Source data ▸
========================================================================

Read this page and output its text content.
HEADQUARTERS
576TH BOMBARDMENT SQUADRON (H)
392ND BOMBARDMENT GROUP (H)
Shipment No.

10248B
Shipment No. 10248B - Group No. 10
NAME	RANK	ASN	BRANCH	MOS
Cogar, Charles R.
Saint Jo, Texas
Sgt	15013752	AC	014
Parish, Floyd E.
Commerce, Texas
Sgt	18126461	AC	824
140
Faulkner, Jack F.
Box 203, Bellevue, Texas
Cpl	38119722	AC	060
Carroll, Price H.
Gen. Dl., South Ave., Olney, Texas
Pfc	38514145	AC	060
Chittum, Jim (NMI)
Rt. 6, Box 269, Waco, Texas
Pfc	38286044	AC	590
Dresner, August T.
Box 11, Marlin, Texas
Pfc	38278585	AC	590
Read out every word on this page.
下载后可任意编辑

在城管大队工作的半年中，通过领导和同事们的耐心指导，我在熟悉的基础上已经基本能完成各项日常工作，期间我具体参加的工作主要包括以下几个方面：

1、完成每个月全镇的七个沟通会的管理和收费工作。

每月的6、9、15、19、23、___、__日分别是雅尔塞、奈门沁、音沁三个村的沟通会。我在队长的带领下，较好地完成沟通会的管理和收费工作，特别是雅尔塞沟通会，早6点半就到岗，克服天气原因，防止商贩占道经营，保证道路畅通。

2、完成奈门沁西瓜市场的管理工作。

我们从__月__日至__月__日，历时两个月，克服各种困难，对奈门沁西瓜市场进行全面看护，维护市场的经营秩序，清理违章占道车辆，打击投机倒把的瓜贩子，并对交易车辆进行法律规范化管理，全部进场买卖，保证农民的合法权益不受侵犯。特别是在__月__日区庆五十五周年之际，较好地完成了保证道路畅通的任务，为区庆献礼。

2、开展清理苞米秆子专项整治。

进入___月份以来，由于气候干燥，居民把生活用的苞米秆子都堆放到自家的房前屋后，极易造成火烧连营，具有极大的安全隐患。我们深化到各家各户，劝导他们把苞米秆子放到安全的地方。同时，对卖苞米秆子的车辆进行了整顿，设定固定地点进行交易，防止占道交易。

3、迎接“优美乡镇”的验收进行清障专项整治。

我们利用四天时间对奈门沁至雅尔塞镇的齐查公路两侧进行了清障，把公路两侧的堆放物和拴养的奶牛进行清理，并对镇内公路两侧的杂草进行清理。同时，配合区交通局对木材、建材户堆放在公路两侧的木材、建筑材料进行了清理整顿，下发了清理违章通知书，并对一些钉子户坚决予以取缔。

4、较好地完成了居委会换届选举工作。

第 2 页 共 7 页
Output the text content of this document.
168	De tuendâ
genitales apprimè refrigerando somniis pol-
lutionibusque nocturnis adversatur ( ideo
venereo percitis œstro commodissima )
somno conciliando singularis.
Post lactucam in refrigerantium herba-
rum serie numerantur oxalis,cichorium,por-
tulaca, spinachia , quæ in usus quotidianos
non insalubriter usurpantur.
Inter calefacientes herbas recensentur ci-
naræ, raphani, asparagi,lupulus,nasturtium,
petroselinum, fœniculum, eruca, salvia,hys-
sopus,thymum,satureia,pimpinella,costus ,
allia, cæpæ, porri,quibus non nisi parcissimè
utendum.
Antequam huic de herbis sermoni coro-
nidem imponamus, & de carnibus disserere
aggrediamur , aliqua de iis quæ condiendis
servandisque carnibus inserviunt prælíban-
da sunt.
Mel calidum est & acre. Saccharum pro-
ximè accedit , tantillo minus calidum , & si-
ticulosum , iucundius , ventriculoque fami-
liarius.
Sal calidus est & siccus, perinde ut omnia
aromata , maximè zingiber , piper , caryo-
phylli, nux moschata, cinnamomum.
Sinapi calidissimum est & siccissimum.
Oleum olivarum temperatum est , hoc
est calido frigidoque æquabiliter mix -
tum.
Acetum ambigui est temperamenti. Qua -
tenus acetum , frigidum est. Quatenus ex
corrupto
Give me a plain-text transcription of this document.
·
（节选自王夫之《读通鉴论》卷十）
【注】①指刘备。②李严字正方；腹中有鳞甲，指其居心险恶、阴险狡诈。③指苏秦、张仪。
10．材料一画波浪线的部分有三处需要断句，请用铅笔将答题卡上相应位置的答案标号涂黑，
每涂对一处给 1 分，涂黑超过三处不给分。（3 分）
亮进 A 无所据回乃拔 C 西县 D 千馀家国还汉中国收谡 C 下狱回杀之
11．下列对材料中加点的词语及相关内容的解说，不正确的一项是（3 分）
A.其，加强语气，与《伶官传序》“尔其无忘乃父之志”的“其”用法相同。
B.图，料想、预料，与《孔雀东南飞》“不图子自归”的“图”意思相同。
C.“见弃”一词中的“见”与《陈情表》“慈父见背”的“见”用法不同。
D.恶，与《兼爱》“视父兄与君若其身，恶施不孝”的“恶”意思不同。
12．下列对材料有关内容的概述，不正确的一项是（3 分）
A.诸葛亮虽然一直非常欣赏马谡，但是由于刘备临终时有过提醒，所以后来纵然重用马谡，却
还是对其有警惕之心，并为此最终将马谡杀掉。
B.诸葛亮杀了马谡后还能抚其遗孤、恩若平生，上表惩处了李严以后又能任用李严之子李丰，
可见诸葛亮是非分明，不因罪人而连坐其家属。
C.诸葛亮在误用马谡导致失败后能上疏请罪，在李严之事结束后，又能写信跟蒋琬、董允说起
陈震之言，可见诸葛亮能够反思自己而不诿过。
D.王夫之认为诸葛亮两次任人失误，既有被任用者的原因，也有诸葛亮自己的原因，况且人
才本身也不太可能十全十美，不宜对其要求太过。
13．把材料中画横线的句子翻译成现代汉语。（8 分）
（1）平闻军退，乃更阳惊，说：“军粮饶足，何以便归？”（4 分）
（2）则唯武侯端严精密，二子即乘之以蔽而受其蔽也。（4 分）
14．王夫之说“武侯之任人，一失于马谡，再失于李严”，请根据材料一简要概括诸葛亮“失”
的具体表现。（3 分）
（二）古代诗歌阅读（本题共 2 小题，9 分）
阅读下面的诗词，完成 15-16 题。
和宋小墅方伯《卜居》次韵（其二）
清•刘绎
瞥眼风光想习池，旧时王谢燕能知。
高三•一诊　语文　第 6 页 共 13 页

========================================================================

Written request ▸
Write out every entry verbatim.

Right answer ▸
Read this page and output its text content.
HEADQUARTERS
576TH BOMBARDMENT SQUADRON (H)
392ND BOMBARDMENT GROUP (H)
Shipment No.

10248B
Shipment No. 10248B - Group No. 10
NAME	RANK	ASN	BRANCH	MOS
Cogar, Charles R.
Saint Jo, Texas
Sgt	15013752	AC	014
Parish, Floyd E.
Commerce, Texas
Sgt	18126461	AC	824
140
Faulkner, Jack F.
Box 203, Bellevue, Texas
Cpl	38119722	AC	060
Carroll, Price H.
Gen. Dl., South Ave., Olney, Texas
Pfc	38514145	AC	060
Chittum, Jim (NMI)
Rt. 6, Box 269, Waco, Texas
Pfc	38286044	AC	590
Dresner, August T.
Box 11, Marlin, Texas
Pfc	38278585	AC	590
Read out every word on this page.
下载后可任意编辑

在城管大队工作的半年中，通过领导和同事们的耐心指导，我在熟悉的基础上已经基本能完成各项日常工作，期间我具体参加的工作主要包括以下几个方面：

1、完成每个月全镇的七个沟通会的管理和收费工作。

每月的6、9、15、19、23、___、__日分别是雅尔塞、奈门沁、音沁三个村的沟通会。我在队长的带领下，较好地完成沟通会的管理和收费工作，特别是雅尔塞沟通会，早6点半就到岗，克服天气原因，防止商贩占道经营，保证道路畅通。

2、完成奈门沁西瓜市场的管理工作。

我们从__月__日至__月__日，历时两个月，克服各种困难，对奈门沁西瓜市场进行全面看护，维护市场的经营秩序，清理违章占道车辆，打击投机倒把的瓜贩子，并对交易车辆进行法律规范化管理，全部进场买卖，保证农民的合法权益不受侵犯。特别是在__月__日区庆五十五周年之际，较好地完成了保证道路畅通的任务，为区庆献礼。

2、开展清理苞米秆子专项整治。

进入___月份以来，由于气候干燥，居民把生活用的苞米秆子都堆放到自家的房前屋后，极易造成火烧连营，具有极大的安全隐患。我们深化到各家各户，劝导他们把苞米秆子放到安全的地方。同时，对卖苞米秆子的车辆进行了整顿，设定固定地点进行交易，防止占道交易。

3、迎接“优美乡镇”的验收进行清障专项整治。

我们利用四天时间对奈门沁至雅尔塞镇的齐查公路两侧进行了清障，把公路两侧的堆放物和拴养的奶牛进行清理，并对镇内公路两侧的杂草进行清理。同时，配合区交通局对木材、建材户堆放在公路两侧的木材、建筑材料进行了清理整顿，下发了清理违章通知书，并对一些钉子户坚决予以取缔。

4、较好地完成了居委会换届选举工作。

第 2 页 共 7 页
Output the text content of this document.
168	De tuendâ
genitales apprimè refrigerando somniis pol-
lutionibusque nocturnis adversatur ( ideo
venereo percitis œstro commodissima )
somno conciliando singularis.
Post lactucam in refrigerantium herba-
rum serie numerantur oxalis,cichorium,por-
tulaca, spinachia , quæ in usus quotidianos
non insalubriter usurpantur.
Inter calefacientes herbas recensentur ci-
naræ, raphani, asparagi,lupulus,nasturtium,
petroselinum, fœniculum, eruca, salvia,hys-
sopus,thymum,satureia,pimpinella,costus ,
allia, cæpæ, porri,quibus non nisi parcissimè
utendum.
Antequam huic de herbis sermoni coro-
nidem imponamus, & de carnibus disserere
aggrediamur , aliqua de iis quæ condiendis
servandisque carnibus inserviunt prælíban-
da sunt.
Mel calidum est & acre. Saccharum pro-
ximè accedit , tantillo minus calidum , & si-
ticulosum , iucundius , ventriculoque fami-
liarius.
Sal calidus est & siccus, perinde ut omnia
aromata , maximè zingiber , piper , caryo-
phylli, nux moschata, cinnamomum.
Sinapi calidissimum est & siccissimum.
Oleum olivarum temperatum est , hoc
est calido frigidoque æquabiliter mix -
tum.
Acetum ambigui est temperamenti. Qua -
tenus acetum , frigidum est. Quatenus ex
corrupto
Give me a plain-text transcription of this document.
·
（节选自王夫之《读通鉴论》卷十）
【注】①指刘备。②李严字正方；腹中有鳞甲，指其居心险恶、阴险狡诈。③指苏秦、张仪。
10．材料一画波浪线的部分有三处需要断句，请用铅笔将答题卡上相应位置的答案标号涂黑，
每涂对一处给 1 分，涂黑超过三处不给分。（3 分）
亮进 A 无所据回乃拔 C 西县 D 千馀家国还汉中国收谡 C 下狱回杀之
11．下列对材料中加点的词语及相关内容的解说，不正确的一项是（3 分）
A.其，加强语气，与《伶官传序》“尔其无忘乃父之志”的“其”用法相同。
B.图，料想、预料，与《孔雀东南飞》“不图子自归”的“图”意思相同。
C.“见弃”一词中的“见”与《陈情表》“慈父见背”的“见”用法不同。
D.恶，与《兼爱》“视父兄与君若其身，恶施不孝”的“恶”意思不同。
12．下列对材料有关内容的概述，不正确的一项是（3 分）
A.诸葛亮虽然一直非常欣赏马谡，但是由于刘备临终时有过提醒，所以后来纵然重用马谡，却
还是对其有警惕之心，并为此最终将马谡杀掉。
B.诸葛亮杀了马谡后还能抚其遗孤、恩若平生，上表惩处了李严以后又能任用李严之子李丰，
可见诸葛亮是非分明，不因罪人而连坐其家属。
C.诸葛亮在误用马谡导致失败后能上疏请罪，在李严之事结束后，又能写信跟蒋琬、董允说起
陈震之言，可见诸葛亮能够反思自己而不诿过。
D.王夫之认为诸葛亮两次任人失误，既有被任用者的原因，也有诸葛亮自己的原因，况且人
才本身也不太可能十全十美，不宜对其要求太过。
13．把材料中画横线的句子翻译成现代汉语。（8 分）
（1）平闻军退，乃更阳惊，说：“军粮饶足，何以便归？”（4 分）
（2）则唯武侯端严精密，二子即乘之以蔽而受其蔽也。（4 分）
14．王夫之说“武侯之任人，一失于马谡，再失于李严”，请根据材料一简要概括诸葛亮“失”
的具体表现。（3 分）
（二）古代诗歌阅读（本题共 2 小题，9 分）
阅读下面的诗词，完成 15-16 题。
和宋小墅方伯《卜居》次韵（其二）
清•刘绎
瞥眼风光想习池，旧时王谢燕能知。
高三•一诊　语文　第 6 页 共 13 页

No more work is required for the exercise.